*** GIVEN TEXT Section Begins ***
Wednesday, July 6, 2016

Surrendering Our Heritage

Imagine a person living 60 years with the name his parents give to him and then suddenly, neighbors come over and decide to call him something else. His name was Yisrael. From the time he was a child, family and friends called him Izzy. Izzy lived next to a guy and they became friends. The friend loved the Marx brother's movies and people nicknamed him Groucho. When Groucho became friends with the more quiet Izzy, people started calling Izzy "Harpo".

At first, Izzy smiled and thought it was funny.  But after a while, even his children and grandchildren started calling him Harpo. Neighbors wrote, "Harpo" on his mailbox and as new neighbors moved in, others quickly told them that Izzy was called Harpo. This went on for a few years. More and more, Izzy realized that in accepting the name that others gave to him, he was losing a part of himself, denying his roots and the name his parents had given to him.
*** GIVEN TEXT Section Ends ***
*** MATERIAL SHOWN Section Begins ***
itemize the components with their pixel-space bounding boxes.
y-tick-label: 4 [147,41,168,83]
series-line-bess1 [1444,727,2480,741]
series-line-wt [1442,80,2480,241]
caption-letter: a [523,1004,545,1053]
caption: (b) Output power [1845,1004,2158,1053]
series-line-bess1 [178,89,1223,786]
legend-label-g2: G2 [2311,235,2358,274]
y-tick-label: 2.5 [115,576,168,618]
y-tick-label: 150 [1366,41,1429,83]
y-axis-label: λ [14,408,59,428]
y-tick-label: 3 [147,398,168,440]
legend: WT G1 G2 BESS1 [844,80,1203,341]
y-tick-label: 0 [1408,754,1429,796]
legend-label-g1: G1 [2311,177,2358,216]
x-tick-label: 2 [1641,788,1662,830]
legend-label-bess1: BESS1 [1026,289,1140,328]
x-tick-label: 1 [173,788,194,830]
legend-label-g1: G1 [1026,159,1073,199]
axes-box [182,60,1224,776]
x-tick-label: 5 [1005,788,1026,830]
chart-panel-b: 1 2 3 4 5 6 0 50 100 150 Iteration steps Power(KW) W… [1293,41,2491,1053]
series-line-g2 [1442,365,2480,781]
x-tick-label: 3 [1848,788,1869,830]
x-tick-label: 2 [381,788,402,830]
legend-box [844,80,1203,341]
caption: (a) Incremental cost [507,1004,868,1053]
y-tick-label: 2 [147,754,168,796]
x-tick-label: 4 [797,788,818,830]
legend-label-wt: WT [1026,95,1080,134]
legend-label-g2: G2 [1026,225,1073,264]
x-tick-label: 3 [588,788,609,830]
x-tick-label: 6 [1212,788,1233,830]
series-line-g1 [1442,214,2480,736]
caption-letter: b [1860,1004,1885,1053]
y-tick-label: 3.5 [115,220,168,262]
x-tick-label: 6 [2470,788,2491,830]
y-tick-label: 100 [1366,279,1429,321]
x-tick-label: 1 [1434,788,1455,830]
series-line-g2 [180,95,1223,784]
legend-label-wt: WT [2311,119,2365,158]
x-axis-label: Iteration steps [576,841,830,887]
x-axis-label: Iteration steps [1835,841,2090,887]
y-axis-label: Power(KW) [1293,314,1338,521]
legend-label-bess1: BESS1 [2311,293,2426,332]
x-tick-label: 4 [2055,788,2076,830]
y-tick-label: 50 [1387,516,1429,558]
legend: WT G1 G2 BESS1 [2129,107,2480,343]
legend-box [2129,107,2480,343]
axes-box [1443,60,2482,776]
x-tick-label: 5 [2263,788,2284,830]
*** MATERIAL SHOWN Section Ends ***
*WHAT YOU NEED TO DO*. From the piece about Izzy's nickname, copy word for word the passage from "At first, Izzy" to "given to him.".

*EXERCISE RESULT*.
At first, Izzy smiled and thought it was funny.  But after a while, even his children and grandchildren started calling him Harpo. Neighbors wrote, "Harpo" on his mailbox and as new neighbors moved in, others quickly told them that Izzy was called Harpo. This went on for a few years. More and more, Izzy realized that in accepting the name that others gave to him, he was losing a part of himself, denying his roots and the name his parents had given to him.